Data entries for graphics:
══════

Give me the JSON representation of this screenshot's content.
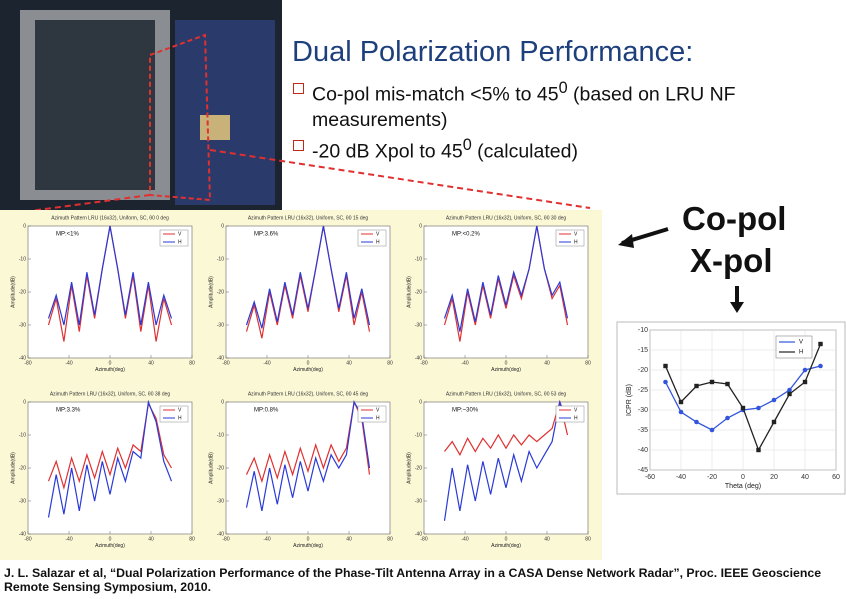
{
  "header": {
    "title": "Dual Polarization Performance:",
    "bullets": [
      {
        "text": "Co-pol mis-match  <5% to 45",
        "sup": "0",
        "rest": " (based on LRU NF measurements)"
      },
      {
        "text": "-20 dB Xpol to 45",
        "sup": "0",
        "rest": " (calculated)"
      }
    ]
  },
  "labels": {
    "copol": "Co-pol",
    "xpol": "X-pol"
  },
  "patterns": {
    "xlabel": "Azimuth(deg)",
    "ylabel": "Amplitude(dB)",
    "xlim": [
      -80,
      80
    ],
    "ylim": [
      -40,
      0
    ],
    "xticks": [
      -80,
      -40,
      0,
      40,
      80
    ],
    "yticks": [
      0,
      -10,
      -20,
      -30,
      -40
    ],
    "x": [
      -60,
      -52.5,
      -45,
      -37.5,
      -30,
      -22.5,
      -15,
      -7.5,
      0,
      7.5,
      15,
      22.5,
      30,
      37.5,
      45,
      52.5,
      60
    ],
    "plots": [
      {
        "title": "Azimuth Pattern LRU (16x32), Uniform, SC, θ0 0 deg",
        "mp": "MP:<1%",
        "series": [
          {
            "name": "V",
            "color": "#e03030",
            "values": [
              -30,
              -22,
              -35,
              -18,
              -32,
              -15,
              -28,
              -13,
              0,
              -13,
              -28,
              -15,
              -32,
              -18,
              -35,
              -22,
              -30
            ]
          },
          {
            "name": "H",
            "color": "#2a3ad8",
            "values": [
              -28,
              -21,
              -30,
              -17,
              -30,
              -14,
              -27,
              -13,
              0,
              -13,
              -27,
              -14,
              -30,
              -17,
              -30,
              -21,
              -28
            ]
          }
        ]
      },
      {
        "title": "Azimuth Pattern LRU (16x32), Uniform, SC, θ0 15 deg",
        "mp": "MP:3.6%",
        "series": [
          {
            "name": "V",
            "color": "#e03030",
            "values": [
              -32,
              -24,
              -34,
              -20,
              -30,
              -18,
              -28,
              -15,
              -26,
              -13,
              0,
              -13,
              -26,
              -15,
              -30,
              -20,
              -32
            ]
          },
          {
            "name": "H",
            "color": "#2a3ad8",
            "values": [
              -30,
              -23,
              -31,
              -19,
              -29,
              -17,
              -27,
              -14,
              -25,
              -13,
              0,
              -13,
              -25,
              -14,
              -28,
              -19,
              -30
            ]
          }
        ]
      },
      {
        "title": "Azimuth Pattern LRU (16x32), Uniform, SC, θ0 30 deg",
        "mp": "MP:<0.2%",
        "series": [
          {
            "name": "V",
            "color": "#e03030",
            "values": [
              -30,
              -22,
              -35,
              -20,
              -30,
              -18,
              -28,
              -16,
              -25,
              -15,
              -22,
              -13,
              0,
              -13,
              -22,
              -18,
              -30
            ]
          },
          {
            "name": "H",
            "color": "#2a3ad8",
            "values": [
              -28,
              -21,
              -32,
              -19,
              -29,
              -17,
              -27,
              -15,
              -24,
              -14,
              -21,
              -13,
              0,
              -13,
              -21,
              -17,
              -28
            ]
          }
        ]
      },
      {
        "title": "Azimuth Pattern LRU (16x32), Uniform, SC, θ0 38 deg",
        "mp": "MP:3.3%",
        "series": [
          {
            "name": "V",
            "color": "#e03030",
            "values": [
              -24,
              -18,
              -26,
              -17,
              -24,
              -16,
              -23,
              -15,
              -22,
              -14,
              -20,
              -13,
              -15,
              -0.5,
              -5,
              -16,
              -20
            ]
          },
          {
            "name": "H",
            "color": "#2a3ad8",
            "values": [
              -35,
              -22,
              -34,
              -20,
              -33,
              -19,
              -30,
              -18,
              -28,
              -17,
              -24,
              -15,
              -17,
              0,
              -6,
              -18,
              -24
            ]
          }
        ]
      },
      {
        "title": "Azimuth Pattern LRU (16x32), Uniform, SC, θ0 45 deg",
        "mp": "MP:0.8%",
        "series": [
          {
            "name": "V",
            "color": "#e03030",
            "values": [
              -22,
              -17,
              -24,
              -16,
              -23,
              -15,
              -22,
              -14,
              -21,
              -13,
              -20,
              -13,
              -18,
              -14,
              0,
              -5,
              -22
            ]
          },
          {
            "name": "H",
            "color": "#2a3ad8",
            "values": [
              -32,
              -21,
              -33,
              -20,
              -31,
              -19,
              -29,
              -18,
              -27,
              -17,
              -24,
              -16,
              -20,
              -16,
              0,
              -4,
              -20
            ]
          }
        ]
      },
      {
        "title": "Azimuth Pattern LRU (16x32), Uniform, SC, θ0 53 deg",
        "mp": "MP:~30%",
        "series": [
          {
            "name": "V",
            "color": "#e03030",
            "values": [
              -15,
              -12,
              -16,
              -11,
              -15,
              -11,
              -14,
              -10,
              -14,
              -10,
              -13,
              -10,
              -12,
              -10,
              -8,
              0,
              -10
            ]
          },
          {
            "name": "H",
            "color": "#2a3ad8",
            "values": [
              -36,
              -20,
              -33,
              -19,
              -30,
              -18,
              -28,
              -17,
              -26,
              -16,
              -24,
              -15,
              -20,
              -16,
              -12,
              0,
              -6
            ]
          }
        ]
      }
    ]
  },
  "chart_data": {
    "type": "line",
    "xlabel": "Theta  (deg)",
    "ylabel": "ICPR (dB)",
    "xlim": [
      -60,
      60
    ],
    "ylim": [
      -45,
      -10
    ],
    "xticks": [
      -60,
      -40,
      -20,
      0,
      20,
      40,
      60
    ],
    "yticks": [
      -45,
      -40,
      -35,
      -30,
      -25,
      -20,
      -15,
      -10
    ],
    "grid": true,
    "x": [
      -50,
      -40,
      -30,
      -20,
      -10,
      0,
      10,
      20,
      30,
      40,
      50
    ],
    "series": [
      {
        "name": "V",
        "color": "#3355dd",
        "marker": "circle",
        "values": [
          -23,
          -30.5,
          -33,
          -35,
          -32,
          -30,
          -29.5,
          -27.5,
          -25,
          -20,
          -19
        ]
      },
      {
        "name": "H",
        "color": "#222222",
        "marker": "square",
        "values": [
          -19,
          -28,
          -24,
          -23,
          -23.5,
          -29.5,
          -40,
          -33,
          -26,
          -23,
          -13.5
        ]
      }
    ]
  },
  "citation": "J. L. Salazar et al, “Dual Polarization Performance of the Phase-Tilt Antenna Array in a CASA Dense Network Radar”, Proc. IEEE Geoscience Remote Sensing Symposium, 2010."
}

══════

**Work required**.
Each line in the entries above that includes the string "Polarization" should be extracted.

**Solution below**.
    "title": "Dual Polarization Performance:",
  "citation": "J. L. Salazar et al, “Dual Polarization Performance of the Phase-Tilt Antenna Array in a CASA Dense Network Radar”, Proc. IEEE Geoscience Remote Sensing Symposium, 2010."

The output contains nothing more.